GIVEN TASK => Check every line of the data below for the string "source", and copy the ones that hold it.

Entries with figure data =>
----------

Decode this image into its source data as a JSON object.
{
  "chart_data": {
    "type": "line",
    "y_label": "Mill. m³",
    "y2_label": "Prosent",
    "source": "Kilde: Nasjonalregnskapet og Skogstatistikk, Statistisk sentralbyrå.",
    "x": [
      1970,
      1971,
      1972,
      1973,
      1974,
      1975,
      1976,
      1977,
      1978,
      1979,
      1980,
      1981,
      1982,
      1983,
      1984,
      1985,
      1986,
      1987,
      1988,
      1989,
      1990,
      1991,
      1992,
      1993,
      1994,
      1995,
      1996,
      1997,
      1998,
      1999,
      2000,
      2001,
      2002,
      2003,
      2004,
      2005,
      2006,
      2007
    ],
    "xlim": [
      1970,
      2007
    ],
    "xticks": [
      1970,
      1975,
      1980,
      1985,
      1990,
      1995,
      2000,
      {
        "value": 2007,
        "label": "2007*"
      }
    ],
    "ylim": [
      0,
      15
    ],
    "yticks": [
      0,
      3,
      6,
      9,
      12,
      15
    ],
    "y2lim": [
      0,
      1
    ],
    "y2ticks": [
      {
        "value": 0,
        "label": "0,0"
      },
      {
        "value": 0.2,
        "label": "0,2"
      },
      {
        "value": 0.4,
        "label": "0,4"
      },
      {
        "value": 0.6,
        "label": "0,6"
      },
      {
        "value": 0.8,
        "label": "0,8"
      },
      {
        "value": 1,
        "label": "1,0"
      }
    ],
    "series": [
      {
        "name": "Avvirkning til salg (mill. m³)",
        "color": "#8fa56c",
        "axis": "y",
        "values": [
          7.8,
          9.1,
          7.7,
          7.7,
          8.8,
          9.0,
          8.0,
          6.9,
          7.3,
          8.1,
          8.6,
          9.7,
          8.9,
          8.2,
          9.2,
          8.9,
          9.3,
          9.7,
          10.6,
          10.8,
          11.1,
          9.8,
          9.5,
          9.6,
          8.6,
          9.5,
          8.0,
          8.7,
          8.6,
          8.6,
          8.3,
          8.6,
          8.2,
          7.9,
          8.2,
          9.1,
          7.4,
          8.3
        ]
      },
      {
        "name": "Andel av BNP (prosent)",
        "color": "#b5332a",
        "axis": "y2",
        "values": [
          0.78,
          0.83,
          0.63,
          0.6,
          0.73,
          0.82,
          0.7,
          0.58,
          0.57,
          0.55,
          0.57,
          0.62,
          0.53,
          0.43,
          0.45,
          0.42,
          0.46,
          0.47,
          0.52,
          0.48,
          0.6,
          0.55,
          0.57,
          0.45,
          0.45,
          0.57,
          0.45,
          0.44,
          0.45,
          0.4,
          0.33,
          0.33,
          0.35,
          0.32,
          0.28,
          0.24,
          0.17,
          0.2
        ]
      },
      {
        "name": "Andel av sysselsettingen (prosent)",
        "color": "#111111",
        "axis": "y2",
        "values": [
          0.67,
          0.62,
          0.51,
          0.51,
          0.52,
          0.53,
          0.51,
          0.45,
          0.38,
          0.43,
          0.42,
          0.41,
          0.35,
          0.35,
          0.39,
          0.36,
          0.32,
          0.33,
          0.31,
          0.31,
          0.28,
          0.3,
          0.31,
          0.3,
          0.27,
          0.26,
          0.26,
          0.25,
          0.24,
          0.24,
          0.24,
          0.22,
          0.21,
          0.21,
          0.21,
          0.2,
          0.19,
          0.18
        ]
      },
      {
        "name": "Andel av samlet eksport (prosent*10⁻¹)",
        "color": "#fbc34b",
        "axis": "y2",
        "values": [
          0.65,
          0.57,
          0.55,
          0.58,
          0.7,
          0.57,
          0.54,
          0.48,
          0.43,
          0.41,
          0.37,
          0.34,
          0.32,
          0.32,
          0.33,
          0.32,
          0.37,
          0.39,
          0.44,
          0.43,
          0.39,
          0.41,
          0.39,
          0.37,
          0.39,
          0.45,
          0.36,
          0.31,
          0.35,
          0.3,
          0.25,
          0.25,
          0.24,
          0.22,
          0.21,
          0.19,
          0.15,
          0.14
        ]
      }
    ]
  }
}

----------

CORRECT OUTPUT =>
Decode this image into its source data as a JSON object.
    "source": "Kilde: Nasjonalregnskapet og Skogstatistikk, Statistisk sentralbyrå.",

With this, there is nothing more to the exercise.